SHORT TASK:
Copy each line below in which the string "onValueChange" occurs.

[Dataset records]
..............................
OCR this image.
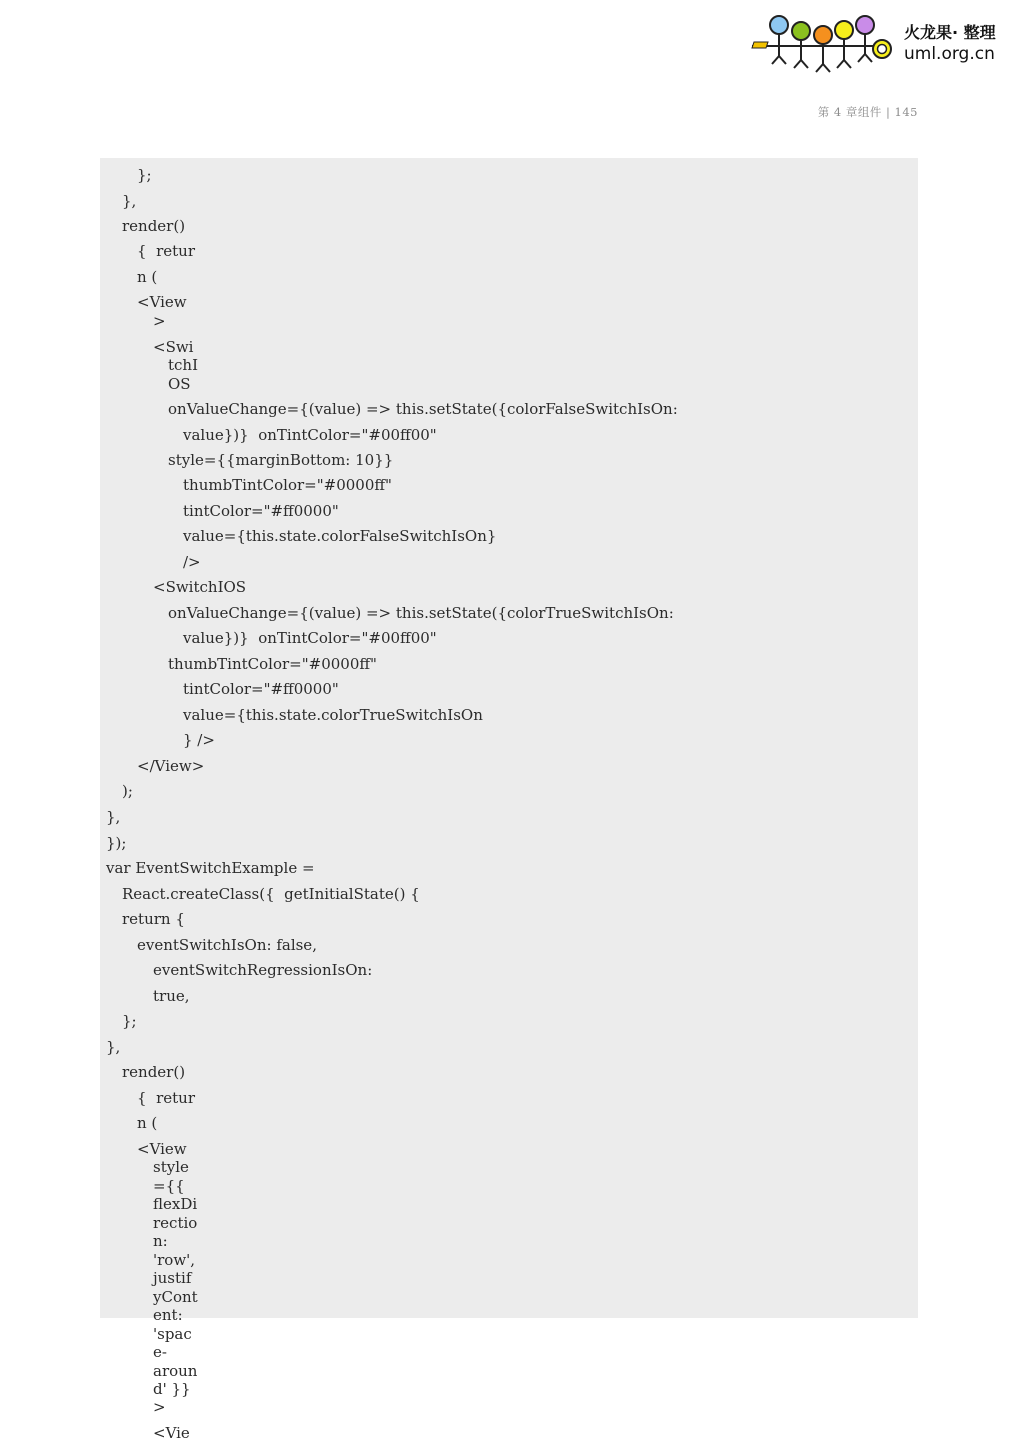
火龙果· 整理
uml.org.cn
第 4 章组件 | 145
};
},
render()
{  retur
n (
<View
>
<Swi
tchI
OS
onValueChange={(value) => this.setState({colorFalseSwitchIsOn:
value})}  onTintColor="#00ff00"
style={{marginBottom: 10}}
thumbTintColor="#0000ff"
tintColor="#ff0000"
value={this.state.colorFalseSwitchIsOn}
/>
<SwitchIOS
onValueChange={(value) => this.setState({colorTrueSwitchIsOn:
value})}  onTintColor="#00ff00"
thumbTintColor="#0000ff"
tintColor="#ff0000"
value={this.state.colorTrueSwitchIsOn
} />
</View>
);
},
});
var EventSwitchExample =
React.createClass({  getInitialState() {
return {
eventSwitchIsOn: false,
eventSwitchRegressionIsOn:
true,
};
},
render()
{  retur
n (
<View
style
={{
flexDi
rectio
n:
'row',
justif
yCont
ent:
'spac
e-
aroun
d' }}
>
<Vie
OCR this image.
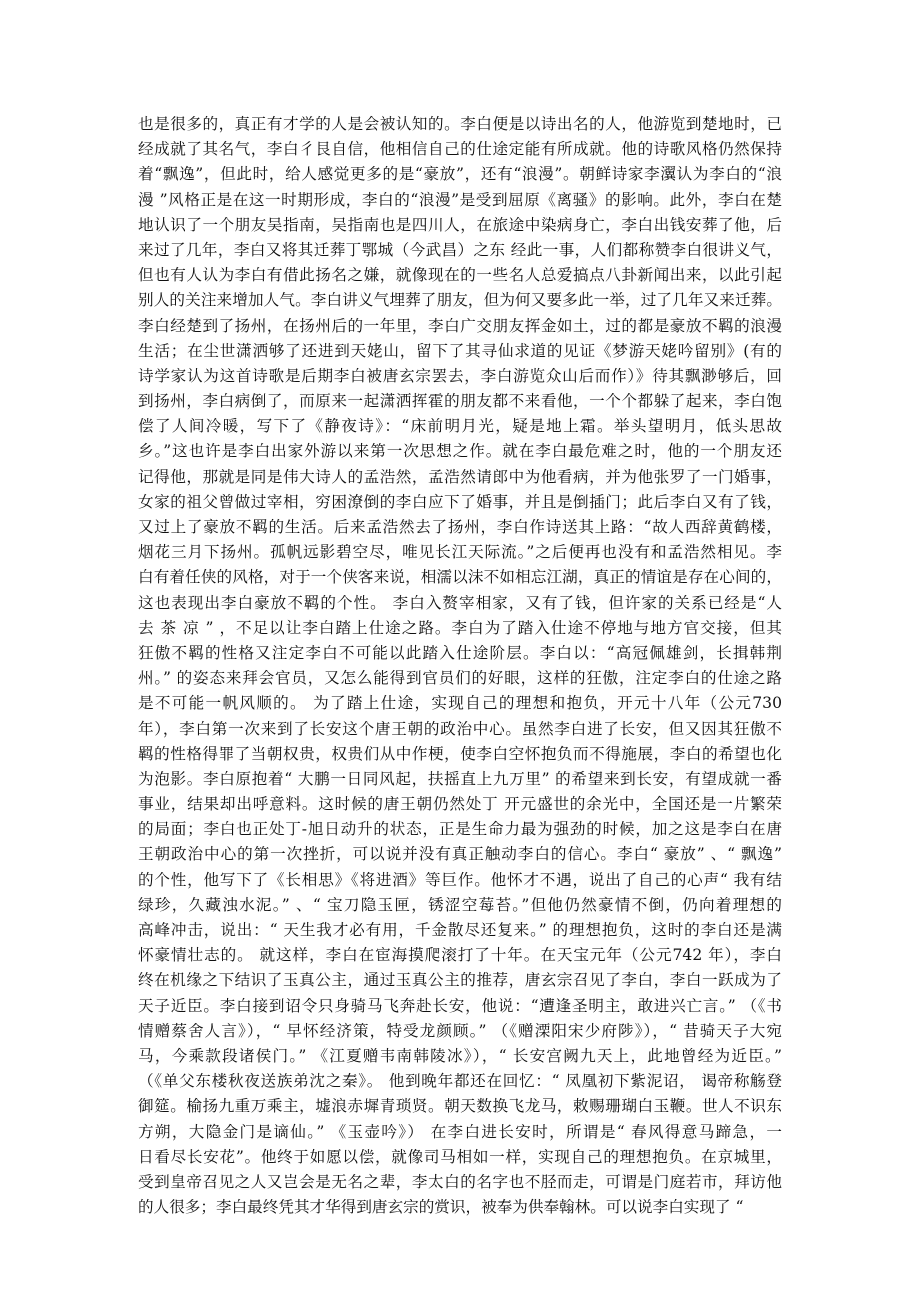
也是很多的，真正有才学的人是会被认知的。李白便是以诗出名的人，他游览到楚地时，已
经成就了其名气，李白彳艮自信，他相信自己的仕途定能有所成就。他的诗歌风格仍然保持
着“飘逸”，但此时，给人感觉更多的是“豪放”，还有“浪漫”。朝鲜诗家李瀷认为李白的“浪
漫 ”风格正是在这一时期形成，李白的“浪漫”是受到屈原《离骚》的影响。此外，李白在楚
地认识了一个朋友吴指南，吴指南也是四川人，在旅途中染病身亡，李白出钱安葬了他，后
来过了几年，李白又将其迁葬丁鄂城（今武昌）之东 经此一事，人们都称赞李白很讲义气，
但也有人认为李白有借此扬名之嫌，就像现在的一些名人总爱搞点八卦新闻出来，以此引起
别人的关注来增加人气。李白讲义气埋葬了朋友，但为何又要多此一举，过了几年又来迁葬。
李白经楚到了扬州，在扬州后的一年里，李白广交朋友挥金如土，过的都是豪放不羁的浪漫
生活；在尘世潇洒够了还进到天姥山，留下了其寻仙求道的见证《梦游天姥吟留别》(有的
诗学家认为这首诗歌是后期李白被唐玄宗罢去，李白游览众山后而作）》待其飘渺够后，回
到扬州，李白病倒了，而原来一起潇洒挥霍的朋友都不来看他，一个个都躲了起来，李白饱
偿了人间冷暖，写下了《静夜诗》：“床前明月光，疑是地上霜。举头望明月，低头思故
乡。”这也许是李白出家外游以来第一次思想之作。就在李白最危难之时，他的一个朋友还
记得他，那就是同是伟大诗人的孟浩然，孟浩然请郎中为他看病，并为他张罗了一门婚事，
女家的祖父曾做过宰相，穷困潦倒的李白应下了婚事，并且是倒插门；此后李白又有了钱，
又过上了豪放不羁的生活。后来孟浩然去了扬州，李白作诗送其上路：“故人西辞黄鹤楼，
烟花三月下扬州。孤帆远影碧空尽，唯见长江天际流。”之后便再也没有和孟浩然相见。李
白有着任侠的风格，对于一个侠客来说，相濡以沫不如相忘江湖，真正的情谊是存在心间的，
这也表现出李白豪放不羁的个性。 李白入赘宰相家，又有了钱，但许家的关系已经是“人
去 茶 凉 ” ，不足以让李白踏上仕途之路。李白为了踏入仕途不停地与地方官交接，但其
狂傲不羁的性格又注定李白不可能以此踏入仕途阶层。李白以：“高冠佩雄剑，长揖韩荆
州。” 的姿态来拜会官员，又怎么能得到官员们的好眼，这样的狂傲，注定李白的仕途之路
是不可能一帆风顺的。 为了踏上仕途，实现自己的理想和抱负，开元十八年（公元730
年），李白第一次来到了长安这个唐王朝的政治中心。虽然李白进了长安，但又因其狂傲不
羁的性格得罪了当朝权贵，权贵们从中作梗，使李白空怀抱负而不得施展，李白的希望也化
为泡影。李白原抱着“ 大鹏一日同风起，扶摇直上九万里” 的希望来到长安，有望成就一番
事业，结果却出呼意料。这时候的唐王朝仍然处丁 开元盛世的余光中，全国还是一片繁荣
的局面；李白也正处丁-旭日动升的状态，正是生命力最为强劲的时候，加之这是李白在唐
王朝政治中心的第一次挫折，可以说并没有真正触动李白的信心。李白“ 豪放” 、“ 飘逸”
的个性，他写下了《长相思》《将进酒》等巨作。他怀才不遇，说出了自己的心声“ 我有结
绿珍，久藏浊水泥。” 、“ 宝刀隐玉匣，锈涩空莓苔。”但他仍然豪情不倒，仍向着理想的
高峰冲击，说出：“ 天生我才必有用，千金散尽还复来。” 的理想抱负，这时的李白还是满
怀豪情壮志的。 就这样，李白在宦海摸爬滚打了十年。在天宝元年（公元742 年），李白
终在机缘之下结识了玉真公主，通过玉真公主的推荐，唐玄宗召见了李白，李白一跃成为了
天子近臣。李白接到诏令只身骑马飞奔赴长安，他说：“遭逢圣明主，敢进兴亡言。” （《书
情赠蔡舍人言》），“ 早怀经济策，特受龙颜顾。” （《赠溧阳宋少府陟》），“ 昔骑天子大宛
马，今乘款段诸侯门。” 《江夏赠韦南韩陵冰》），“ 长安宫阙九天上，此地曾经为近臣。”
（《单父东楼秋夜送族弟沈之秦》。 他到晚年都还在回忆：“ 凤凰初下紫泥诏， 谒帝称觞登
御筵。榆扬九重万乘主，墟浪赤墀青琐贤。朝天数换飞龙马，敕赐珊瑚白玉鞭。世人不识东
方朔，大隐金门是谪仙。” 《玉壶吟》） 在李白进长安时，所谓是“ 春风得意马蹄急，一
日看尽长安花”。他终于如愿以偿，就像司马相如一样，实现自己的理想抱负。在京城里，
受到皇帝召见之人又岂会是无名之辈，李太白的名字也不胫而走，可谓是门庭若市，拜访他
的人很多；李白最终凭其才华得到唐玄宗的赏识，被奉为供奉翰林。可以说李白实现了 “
..............................
THE OUTPUT:
onValueChange={(value) => this.setState({colorFalseSwitchIsOn:
onValueChange={(value) => this.setState({colorTrueSwitchIsOn:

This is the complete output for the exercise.